Determine the number of lines below that contain "palabra". Write nothing but that number.
- Opening Delimiter -
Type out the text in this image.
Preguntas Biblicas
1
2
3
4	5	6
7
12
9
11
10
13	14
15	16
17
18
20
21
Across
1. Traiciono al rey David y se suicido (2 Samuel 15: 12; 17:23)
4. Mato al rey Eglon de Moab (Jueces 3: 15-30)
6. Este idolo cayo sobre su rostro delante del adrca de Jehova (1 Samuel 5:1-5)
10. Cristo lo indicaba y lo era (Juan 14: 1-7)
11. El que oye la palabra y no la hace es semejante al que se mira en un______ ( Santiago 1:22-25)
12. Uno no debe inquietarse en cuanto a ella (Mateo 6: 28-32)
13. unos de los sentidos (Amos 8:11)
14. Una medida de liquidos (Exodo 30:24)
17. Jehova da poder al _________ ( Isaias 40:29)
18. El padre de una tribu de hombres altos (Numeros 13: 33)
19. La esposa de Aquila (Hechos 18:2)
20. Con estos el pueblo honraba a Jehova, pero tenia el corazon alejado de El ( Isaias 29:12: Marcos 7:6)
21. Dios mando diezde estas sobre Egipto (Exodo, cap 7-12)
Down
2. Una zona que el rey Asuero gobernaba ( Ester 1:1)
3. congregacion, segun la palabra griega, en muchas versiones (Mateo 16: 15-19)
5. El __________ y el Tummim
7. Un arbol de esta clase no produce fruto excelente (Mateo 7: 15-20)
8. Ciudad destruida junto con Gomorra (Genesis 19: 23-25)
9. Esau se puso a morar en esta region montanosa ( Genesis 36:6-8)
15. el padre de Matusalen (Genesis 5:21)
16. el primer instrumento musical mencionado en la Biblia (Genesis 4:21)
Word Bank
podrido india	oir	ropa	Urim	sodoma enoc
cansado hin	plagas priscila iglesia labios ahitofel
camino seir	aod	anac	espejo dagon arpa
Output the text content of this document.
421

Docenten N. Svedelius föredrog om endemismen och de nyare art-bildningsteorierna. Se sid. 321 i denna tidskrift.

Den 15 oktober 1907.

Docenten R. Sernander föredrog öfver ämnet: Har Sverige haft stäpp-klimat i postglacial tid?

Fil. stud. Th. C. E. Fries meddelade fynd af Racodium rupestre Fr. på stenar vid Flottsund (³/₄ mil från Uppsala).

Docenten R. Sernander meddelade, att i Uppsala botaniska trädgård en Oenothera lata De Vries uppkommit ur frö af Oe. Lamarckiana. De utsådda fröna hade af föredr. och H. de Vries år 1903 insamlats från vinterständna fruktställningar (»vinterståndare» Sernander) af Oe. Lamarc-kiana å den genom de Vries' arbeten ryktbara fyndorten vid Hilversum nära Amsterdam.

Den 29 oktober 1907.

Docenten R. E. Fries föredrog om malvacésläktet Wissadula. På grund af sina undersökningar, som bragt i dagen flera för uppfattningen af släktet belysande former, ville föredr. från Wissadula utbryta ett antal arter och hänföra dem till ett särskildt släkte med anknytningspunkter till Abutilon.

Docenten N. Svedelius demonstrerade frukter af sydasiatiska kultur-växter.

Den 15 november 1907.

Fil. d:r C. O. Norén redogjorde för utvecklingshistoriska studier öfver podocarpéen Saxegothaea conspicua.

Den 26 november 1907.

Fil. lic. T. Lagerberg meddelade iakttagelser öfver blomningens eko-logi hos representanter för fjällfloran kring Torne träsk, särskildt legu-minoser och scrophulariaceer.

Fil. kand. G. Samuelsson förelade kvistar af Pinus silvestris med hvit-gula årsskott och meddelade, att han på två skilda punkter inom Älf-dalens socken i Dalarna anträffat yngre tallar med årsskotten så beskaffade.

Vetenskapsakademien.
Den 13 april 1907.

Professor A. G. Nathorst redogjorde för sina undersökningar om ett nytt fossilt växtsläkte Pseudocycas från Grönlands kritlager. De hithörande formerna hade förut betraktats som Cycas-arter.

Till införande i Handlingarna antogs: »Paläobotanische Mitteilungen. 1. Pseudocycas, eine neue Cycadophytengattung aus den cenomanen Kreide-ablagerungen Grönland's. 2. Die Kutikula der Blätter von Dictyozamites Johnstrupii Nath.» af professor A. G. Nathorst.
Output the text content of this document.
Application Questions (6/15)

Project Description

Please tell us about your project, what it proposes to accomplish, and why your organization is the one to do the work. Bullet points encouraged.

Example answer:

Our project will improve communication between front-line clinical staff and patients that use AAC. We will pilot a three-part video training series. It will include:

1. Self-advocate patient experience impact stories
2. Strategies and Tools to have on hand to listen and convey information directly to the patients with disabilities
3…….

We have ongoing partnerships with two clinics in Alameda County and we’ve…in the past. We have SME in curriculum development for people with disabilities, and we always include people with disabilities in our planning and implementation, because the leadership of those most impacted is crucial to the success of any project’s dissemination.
- Closing Delimiter -
#### Written answer
2